Goal of the exercise: Restate the entries below word for word, omitting nothing.

[Dataset items]
|---|
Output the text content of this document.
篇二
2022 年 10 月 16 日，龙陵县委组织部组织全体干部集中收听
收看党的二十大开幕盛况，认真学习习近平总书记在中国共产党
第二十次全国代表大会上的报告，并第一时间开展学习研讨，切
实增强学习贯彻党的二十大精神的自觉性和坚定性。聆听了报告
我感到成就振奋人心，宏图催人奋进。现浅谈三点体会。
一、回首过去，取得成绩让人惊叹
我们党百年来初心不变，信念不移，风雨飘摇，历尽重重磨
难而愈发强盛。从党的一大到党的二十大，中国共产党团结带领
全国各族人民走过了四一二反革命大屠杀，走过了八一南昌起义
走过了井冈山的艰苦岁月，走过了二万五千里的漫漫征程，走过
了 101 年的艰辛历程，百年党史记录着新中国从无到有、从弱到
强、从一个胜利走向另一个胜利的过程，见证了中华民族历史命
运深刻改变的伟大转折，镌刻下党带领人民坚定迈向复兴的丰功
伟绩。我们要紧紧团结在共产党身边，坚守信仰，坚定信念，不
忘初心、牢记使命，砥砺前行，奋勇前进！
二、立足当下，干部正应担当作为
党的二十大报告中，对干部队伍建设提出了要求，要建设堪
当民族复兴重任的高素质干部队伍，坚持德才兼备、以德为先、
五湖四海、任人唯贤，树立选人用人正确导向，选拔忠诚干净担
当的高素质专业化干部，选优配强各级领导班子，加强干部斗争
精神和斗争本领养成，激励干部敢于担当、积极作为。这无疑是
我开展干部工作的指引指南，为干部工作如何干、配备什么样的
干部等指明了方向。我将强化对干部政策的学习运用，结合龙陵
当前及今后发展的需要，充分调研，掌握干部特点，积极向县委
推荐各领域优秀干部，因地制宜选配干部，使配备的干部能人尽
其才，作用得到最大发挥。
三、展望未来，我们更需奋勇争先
|---|
Response to this exercise:
Output the text content of this document.
篇二
2022 年 10 月 16 日，龙陵县委组织部组织全体干部集中收听
收看党的二十大开幕盛况，认真学习习近平总书记在中国共产党
第二十次全国代表大会上的报告，并第一时间开展学习研讨，切
实增强学习贯彻党的二十大精神的自觉性和坚定性。聆听了报告
我感到成就振奋人心，宏图催人奋进。现浅谈三点体会。
一、回首过去，取得成绩让人惊叹
我们党百年来初心不变，信念不移，风雨飘摇，历尽重重磨
难而愈发强盛。从党的一大到党的二十大，中国共产党团结带领
全国各族人民走过了四一二反革命大屠杀，走过了八一南昌起义
走过了井冈山的艰苦岁月，走过了二万五千里的漫漫征程，走过
了 101 年的艰辛历程，百年党史记录着新中国从无到有、从弱到
强、从一个胜利走向另一个胜利的过程，见证了中华民族历史命
运深刻改变的伟大转折，镌刻下党带领人民坚定迈向复兴的丰功
伟绩。我们要紧紧团结在共产党身边，坚守信仰，坚定信念，不
忘初心、牢记使命，砥砺前行，奋勇前进！
二、立足当下，干部正应担当作为
党的二十大报告中，对干部队伍建设提出了要求，要建设堪
当民族复兴重任的高素质干部队伍，坚持德才兼备、以德为先、
五湖四海、任人唯贤，树立选人用人正确导向，选拔忠诚干净担
当的高素质专业化干部，选优配强各级领导班子，加强干部斗争
精神和斗争本领养成，激励干部敢于担当、积极作为。这无疑是
我开展干部工作的指引指南，为干部工作如何干、配备什么样的
干部等指明了方向。我将强化对干部政策的学习运用，结合龙陵
当前及今后发展的需要，充分调研，掌握干部特点，积极向县委
推荐各领域优秀干部，因地制宜选配干部，使配备的干部能人尽
其才，作用得到最大发挥。
三、展望未来，我们更需奋勇争先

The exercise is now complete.